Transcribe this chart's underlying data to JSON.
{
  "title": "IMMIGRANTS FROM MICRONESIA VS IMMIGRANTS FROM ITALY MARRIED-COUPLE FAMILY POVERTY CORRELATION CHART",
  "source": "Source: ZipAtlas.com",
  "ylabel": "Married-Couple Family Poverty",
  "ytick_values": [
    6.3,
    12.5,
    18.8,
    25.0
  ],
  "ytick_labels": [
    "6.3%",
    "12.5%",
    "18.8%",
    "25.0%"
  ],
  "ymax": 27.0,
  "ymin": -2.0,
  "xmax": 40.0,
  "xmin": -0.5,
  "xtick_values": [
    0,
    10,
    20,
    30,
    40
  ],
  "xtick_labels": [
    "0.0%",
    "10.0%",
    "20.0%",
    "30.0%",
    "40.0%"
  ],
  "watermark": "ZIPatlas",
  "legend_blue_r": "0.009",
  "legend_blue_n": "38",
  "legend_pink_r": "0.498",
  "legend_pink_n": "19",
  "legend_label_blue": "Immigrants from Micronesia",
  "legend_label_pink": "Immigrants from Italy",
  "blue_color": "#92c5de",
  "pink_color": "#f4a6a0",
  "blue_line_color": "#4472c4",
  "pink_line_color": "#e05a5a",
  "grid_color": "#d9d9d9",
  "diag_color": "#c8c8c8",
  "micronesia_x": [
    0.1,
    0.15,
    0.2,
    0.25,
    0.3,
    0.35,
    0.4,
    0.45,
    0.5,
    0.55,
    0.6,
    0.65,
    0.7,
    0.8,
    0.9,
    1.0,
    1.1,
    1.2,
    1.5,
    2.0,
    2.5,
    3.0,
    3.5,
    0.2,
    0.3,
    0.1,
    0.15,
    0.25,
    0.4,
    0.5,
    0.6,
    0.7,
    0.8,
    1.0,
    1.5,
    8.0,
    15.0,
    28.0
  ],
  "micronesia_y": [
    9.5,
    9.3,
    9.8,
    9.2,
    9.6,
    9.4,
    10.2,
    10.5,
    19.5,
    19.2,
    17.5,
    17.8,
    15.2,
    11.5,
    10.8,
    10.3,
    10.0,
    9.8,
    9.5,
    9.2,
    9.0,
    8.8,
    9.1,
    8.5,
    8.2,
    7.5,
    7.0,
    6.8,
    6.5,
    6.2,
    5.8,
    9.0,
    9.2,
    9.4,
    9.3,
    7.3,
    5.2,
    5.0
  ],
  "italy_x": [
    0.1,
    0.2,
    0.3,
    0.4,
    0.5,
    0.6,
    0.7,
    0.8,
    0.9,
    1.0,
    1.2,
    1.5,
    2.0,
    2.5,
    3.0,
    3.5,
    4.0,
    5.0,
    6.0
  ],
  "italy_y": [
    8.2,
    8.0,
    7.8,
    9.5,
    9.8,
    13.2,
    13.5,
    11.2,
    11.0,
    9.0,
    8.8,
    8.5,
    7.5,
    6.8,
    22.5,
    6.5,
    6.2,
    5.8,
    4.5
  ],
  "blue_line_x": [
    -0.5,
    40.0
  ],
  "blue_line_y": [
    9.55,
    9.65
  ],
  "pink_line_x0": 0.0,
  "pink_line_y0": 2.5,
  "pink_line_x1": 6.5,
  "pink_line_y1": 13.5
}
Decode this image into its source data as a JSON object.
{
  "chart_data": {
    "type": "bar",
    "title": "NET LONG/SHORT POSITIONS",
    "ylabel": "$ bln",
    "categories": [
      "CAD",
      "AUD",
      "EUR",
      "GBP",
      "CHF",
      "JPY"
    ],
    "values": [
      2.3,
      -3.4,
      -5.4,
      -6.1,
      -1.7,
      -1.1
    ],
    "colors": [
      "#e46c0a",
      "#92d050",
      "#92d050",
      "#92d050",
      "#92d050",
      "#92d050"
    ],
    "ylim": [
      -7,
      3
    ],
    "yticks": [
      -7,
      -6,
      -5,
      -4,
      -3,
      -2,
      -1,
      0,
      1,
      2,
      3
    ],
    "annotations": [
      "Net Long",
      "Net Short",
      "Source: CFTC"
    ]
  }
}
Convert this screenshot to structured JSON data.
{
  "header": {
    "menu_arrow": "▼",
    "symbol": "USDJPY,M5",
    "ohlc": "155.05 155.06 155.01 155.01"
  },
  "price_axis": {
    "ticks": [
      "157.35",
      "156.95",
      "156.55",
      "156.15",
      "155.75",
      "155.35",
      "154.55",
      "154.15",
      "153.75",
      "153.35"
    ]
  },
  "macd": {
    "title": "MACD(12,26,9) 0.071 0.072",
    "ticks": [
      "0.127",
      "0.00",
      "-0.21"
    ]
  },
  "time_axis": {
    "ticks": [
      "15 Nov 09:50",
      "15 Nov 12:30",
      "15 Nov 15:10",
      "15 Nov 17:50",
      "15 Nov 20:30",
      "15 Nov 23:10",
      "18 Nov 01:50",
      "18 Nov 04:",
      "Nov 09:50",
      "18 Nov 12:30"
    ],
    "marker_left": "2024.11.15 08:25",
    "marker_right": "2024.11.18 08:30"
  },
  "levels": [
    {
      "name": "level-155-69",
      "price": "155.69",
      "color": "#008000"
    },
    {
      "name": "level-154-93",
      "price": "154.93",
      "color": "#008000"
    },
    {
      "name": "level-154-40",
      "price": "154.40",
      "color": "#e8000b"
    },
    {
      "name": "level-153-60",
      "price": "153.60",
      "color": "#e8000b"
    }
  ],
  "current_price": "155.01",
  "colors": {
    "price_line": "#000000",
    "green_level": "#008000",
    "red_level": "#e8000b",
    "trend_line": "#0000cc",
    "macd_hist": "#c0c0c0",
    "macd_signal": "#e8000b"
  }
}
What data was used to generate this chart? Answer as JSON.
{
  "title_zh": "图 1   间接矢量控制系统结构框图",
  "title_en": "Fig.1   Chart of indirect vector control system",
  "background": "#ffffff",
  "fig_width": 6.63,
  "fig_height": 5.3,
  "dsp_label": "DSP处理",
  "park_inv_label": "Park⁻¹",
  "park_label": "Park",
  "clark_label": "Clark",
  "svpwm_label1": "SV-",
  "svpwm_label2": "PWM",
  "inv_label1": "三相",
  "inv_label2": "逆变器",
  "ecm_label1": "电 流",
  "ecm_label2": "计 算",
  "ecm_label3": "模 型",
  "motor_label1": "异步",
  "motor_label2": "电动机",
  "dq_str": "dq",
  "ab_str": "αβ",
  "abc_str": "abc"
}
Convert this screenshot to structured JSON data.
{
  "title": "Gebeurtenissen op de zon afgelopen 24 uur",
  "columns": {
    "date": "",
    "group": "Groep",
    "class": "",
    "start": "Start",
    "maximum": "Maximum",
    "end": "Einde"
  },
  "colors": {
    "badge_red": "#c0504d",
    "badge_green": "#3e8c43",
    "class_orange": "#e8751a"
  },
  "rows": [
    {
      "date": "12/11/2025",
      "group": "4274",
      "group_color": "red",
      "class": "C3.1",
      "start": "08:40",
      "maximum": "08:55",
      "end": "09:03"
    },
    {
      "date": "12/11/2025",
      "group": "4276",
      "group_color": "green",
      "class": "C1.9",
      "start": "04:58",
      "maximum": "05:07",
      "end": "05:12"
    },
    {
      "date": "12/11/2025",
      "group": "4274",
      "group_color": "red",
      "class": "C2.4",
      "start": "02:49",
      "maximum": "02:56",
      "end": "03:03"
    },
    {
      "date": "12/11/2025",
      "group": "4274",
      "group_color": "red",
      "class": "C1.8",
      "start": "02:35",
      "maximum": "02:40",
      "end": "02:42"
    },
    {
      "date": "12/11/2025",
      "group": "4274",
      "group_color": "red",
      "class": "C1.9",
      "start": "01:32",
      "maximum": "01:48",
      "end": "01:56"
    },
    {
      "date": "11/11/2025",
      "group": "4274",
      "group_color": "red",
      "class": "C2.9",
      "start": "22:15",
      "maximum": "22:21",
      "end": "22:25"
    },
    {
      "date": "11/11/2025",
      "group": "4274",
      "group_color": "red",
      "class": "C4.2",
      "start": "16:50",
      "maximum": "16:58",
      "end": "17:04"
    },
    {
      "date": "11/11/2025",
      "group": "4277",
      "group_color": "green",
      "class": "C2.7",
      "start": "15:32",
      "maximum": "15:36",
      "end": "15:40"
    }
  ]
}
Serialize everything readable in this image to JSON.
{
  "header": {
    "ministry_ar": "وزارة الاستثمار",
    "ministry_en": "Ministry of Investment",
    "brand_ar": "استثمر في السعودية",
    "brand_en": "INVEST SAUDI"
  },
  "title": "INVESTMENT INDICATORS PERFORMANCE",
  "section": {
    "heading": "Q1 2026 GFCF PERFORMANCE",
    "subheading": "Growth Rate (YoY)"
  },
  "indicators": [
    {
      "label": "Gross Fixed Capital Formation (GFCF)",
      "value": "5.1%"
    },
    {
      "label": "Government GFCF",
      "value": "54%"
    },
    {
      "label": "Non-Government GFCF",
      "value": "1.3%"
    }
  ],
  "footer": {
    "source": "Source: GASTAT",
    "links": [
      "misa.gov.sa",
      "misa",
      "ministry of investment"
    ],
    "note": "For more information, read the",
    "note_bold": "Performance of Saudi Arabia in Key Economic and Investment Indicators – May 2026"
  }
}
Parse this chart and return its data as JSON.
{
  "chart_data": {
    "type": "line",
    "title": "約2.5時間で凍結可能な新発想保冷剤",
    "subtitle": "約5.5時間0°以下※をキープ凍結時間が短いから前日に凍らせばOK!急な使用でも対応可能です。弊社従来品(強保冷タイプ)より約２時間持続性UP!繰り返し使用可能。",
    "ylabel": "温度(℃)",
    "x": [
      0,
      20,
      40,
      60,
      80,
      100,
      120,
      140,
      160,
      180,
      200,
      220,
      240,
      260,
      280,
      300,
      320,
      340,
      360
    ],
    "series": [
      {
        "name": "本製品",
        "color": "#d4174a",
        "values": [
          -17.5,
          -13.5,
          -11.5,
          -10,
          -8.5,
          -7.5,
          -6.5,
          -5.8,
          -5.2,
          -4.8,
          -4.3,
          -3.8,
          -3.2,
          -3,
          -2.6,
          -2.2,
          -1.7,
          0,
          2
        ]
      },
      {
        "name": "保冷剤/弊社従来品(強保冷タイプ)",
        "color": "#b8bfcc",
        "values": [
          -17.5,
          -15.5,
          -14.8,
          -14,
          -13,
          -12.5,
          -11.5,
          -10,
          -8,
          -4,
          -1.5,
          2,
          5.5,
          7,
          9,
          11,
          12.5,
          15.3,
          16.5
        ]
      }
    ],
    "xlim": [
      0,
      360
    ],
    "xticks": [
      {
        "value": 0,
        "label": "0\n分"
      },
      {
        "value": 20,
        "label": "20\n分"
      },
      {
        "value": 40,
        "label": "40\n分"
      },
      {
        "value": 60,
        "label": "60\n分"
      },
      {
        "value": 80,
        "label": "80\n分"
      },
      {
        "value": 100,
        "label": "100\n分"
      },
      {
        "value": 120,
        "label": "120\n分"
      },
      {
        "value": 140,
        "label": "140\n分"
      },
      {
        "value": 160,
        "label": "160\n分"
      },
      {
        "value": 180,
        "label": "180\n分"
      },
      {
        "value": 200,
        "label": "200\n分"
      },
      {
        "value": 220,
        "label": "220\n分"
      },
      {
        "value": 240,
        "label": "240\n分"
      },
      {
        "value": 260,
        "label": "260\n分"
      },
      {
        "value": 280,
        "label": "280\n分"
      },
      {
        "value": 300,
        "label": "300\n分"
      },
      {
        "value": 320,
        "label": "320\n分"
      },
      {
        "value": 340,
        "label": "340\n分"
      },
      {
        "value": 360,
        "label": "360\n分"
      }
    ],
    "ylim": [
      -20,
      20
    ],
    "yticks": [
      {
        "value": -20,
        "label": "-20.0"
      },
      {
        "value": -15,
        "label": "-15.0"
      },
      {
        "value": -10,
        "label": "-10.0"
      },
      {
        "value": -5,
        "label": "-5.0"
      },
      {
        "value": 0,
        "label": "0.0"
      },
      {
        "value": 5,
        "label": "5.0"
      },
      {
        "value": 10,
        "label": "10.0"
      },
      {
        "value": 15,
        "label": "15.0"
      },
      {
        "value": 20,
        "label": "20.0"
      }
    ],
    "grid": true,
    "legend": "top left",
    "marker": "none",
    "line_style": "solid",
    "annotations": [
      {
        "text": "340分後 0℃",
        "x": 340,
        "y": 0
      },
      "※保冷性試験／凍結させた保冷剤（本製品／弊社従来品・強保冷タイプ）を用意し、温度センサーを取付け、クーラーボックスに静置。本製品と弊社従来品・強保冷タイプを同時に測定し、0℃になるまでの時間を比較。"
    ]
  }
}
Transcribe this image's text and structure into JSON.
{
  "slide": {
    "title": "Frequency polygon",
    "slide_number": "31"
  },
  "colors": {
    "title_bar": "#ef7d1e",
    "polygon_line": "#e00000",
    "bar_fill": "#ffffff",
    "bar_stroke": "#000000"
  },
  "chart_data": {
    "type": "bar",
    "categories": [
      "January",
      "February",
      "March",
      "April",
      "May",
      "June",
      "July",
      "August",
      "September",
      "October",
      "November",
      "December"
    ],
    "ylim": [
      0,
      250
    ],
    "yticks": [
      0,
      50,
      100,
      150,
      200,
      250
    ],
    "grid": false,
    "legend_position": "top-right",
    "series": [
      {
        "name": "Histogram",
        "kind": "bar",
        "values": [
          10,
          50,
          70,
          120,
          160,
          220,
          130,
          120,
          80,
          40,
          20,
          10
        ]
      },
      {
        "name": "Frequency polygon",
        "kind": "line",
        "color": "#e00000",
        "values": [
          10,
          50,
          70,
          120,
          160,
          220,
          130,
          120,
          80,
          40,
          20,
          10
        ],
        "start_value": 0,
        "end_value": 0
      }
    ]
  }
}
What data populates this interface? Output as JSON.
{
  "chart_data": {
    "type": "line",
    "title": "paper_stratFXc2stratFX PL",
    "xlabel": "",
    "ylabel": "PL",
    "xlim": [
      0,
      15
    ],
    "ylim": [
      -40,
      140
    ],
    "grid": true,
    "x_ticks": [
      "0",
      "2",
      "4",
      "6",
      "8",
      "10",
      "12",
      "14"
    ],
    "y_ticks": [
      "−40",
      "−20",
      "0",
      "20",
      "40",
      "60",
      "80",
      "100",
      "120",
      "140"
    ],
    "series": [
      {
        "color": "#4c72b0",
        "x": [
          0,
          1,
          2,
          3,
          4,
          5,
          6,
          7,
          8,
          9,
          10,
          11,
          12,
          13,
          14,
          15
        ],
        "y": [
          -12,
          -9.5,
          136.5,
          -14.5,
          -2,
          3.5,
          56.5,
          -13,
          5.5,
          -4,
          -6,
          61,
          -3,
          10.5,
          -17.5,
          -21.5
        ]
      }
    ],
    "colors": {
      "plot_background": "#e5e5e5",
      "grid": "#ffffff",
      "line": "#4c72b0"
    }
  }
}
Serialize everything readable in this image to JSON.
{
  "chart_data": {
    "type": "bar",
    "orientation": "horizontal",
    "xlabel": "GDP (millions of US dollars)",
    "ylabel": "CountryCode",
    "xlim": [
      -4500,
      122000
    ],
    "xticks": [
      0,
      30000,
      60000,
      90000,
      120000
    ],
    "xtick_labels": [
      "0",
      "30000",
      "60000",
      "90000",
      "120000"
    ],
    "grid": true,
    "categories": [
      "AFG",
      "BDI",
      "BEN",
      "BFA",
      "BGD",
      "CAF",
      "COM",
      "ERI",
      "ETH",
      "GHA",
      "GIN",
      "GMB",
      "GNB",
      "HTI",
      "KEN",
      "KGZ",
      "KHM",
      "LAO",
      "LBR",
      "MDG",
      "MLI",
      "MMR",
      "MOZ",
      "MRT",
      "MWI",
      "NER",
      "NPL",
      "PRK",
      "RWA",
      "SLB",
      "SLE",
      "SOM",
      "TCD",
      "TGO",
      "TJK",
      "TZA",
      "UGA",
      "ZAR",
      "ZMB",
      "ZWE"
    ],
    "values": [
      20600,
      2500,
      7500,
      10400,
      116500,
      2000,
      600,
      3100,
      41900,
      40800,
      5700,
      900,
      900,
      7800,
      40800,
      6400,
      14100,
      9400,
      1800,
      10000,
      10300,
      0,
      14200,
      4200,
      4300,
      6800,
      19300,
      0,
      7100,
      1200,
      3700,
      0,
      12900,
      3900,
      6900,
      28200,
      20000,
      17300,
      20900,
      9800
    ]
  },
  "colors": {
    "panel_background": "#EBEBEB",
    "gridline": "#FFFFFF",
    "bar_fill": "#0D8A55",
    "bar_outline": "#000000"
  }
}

#####

:: Required task ::
Using the listing above, locate the lines that hold "Transcribe" and copy each one.

:: Output for this task ::
Transcribe this chart's underlying data to JSON.
Transcribe this image's text and structure into JSON.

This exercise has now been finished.